## WHAT YOU WILL DO
Across the entries below, how many lines contain the string "screenshot"? Give only the count.
╔══
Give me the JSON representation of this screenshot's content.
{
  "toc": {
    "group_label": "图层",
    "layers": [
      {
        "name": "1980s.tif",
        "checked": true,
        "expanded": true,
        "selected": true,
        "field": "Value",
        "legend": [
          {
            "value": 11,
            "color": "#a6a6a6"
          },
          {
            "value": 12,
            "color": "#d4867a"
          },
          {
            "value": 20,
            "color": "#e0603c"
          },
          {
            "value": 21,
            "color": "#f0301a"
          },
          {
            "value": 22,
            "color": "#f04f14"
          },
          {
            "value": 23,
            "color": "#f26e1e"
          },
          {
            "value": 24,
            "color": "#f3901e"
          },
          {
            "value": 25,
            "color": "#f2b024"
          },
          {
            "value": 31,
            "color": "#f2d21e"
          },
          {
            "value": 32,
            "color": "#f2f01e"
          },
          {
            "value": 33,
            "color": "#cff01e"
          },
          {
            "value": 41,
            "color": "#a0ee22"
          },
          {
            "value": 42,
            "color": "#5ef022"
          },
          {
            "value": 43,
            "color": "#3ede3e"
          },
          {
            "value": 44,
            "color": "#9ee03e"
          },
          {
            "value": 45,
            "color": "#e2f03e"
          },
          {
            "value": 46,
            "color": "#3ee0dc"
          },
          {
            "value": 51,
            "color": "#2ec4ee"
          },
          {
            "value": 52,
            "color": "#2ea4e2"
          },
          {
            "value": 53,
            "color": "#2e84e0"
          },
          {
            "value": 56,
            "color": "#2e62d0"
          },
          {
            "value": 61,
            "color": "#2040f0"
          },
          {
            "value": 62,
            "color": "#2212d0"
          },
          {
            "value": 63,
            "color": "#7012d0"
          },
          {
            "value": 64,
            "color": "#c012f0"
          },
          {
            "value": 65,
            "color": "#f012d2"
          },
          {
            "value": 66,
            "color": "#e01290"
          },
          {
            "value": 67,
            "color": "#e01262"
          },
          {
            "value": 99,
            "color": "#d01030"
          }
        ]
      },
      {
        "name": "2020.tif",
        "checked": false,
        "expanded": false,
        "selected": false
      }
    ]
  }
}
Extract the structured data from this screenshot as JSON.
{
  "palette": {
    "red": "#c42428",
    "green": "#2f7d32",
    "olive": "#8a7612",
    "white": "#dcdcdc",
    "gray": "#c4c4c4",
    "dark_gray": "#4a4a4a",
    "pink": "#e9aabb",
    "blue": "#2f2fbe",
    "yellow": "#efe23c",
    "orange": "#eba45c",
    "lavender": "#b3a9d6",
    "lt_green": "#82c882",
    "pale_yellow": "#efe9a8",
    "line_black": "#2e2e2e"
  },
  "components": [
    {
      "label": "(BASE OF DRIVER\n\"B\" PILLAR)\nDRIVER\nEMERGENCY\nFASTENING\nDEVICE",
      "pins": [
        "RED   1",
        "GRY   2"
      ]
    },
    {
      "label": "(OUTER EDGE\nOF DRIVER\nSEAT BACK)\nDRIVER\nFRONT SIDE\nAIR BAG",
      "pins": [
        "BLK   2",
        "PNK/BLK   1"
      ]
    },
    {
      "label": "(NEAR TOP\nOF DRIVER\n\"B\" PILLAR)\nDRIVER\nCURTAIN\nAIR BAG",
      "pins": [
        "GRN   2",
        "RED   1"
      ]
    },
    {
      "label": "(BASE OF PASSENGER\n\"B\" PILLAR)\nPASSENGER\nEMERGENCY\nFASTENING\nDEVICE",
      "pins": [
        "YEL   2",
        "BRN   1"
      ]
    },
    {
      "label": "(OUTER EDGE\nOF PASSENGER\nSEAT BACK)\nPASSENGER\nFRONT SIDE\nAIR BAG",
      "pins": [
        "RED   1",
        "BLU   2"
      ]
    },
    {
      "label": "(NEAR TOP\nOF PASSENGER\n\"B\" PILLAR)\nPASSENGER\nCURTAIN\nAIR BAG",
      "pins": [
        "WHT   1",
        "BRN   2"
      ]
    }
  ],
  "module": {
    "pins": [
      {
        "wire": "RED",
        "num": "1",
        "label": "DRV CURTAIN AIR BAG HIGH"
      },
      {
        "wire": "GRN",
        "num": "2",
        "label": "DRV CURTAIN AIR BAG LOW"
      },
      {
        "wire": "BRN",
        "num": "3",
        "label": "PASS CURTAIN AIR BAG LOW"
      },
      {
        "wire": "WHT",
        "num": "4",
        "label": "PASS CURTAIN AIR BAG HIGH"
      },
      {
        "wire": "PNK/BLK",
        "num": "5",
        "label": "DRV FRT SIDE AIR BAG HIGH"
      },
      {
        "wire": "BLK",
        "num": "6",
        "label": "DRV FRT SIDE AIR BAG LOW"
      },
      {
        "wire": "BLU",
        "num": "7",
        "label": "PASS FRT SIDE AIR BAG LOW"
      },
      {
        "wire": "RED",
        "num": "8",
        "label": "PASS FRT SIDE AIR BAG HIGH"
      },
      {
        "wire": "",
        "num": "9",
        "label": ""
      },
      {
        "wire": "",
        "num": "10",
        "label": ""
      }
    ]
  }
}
╚══
## PROBLEM SOLUTION
2